### Records shown
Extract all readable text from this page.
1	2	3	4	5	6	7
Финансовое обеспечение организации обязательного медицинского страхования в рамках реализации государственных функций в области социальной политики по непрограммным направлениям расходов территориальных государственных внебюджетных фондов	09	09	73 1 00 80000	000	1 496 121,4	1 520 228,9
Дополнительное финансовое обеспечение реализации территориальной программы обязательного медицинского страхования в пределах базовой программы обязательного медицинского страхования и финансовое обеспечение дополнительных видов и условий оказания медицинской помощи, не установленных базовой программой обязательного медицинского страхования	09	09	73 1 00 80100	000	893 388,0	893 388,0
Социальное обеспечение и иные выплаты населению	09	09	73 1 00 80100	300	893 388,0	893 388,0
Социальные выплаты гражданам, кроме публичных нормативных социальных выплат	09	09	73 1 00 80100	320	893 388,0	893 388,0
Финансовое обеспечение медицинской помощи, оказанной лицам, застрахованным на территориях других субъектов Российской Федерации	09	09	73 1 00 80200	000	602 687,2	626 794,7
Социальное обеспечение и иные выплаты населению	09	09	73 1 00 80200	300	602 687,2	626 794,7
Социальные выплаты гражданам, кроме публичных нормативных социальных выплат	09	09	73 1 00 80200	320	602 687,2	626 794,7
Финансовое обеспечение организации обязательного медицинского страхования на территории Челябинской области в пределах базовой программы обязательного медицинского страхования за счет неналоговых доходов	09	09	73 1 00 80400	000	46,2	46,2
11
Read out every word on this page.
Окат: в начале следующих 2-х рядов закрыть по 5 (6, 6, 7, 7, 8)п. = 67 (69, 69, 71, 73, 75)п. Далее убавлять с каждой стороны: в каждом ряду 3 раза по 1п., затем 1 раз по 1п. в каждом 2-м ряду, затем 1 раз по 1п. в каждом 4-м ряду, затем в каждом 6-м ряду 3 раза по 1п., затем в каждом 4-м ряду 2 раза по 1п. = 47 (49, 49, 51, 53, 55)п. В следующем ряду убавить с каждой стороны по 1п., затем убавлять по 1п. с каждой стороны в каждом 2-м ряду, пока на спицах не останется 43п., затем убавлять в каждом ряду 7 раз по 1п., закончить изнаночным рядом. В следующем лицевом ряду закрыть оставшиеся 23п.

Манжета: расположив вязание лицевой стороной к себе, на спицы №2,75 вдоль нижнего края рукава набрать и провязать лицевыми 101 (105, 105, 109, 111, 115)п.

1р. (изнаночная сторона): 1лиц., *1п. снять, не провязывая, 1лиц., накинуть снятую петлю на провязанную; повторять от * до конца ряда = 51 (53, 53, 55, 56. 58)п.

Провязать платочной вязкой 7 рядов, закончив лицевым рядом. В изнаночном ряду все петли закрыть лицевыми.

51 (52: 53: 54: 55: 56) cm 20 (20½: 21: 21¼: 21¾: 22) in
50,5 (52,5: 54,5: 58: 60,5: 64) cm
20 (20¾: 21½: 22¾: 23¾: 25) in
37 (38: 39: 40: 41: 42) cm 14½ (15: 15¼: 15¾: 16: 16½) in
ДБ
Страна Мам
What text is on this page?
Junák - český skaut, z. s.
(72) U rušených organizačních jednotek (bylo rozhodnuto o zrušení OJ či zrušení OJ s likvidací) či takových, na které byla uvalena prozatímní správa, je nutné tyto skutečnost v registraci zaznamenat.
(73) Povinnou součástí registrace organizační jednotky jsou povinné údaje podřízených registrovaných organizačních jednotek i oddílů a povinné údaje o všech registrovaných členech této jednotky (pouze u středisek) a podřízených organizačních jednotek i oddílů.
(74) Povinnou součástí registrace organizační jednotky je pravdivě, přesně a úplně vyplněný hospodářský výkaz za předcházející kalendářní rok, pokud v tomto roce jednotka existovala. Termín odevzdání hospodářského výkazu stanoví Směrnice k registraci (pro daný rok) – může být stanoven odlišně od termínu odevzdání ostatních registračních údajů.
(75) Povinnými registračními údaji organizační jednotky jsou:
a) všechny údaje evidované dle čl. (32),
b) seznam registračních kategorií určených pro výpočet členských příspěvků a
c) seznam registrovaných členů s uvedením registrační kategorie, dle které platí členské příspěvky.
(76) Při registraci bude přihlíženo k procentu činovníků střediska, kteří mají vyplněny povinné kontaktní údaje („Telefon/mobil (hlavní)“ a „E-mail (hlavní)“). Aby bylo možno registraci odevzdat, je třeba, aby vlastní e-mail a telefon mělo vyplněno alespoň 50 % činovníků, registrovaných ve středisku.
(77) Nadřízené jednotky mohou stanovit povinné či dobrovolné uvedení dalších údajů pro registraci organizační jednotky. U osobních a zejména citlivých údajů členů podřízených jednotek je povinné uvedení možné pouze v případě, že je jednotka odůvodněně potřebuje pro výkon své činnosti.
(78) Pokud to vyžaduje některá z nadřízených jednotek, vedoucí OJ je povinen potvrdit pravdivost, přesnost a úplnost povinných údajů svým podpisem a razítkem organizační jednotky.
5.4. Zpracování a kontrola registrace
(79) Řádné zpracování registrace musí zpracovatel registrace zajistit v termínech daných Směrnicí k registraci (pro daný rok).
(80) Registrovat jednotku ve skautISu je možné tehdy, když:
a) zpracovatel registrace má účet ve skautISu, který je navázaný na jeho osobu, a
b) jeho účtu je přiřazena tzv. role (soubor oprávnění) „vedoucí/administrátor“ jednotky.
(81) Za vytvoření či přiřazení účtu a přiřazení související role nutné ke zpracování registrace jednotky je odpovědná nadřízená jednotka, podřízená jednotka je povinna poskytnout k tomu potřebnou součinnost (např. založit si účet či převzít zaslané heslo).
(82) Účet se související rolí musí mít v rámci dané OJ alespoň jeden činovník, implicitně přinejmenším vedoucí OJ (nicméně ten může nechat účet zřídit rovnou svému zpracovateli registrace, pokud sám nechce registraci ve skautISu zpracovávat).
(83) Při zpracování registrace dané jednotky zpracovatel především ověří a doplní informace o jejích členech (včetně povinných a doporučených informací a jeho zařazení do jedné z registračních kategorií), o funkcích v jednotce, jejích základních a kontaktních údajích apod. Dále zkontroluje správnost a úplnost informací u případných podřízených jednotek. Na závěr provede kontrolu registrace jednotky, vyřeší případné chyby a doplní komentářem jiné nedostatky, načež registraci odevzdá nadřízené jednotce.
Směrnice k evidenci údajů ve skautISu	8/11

### What the task asks
Please list every line of the records that contains "рядов".

### The solution
Окат: в начале следующих 2-х рядов закрыть по 5 (6, 6, 7, 7, 8)п. = 67 (69, 69, 71, 73, 75)п. Далее убавлять с каждой стороны: в каждом ряду 3 раза по 1п., затем 1 раз по 1п. в каждом 2-м ряду, затем 1 раз по 1п. в каждом 4-м ряду, затем в каждом 6-м ряду 3 раза по 1п., затем в каждом 4-м ряду 2 раза по 1п. = 47 (49, 49, 51, 53, 55)п. В следующем ряду убавить с каждой стороны по 1п., затем убавлять по 1п. с каждой стороны в каждом 2-м ряду, пока на спицах не останется 43п., затем убавлять в каждом ряду 7 раз по 1п., закончить изнаночным рядом. В следующем лицевом ряду закрыть оставшиеся 23п.
Провязать платочной вязкой 7 рядов, закончив лицевым рядом. В изнаночном ряду все петли закрыть лицевыми.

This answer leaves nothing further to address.